[Short exercise]:
Answer these questions about the parenting passage below, one line each:
(a) What percentage of the time does the writer say they try their best?
(b) Why does the son ask to sit in the grocery cart?
(c) What was the English cucumber wrapped in?

[Passage given]:

I have a confession to make: I have not nailed parenting. I am certain I try my best 90% of the time, but the learning curve is steep, and sometimes I am just too tired to put on my best game face. Somehow the four of us seem to function pretty well in the chaos of our family dynamic, and I have a pretty good notion that, when all is said and done, we will have raised fully functioning grown-ups who will not mind visiting their parents from time to time. There are still so many things I don’t know about the parenting world. I feel like I am learning something new everyday. Here are a few things I’ve recently learned.
When your ten-year-old son asks to sit in the grocery cart because his legs are tired from soccer, you can say yes if you don’t have much to buy. You say no if you have a cucumber in the cart. I didn’t realize how creative a boy could be with a vegetable. There he was sitting “criss cross applesauce” in the cart in full soccer gear, proudly holding the English cucumber in the position of his choice as I pushed him round and round the produce section. I didn’t know there could be such creative moments with vegetables. I was certainly thankful that the English cucumber was wrapped in plastic and that he had not noticed the two avocados that I had also dropped in the cart. I guess we need to find happiness in the little things.

[Stored data]:
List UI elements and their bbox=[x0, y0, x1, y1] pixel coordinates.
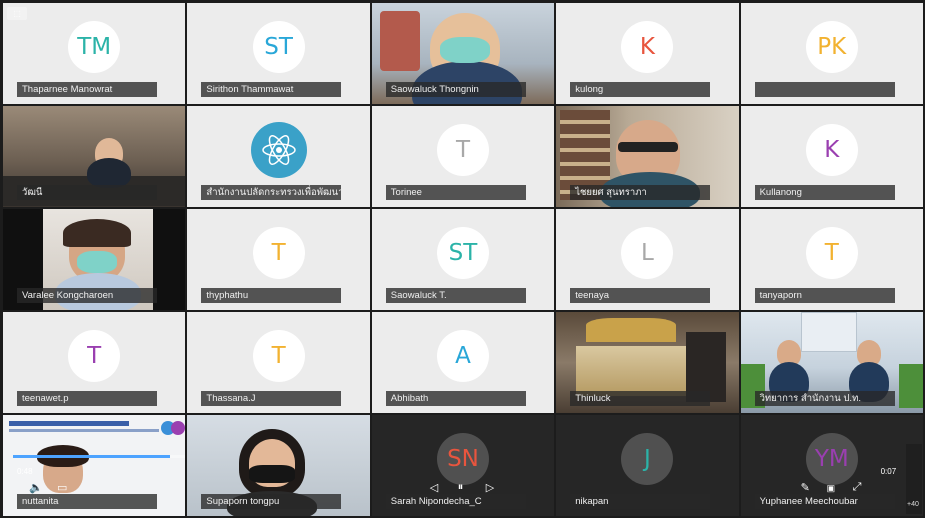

[Response]:
(a) 90%
(b) His legs are tired from soccer.
(c) Plastic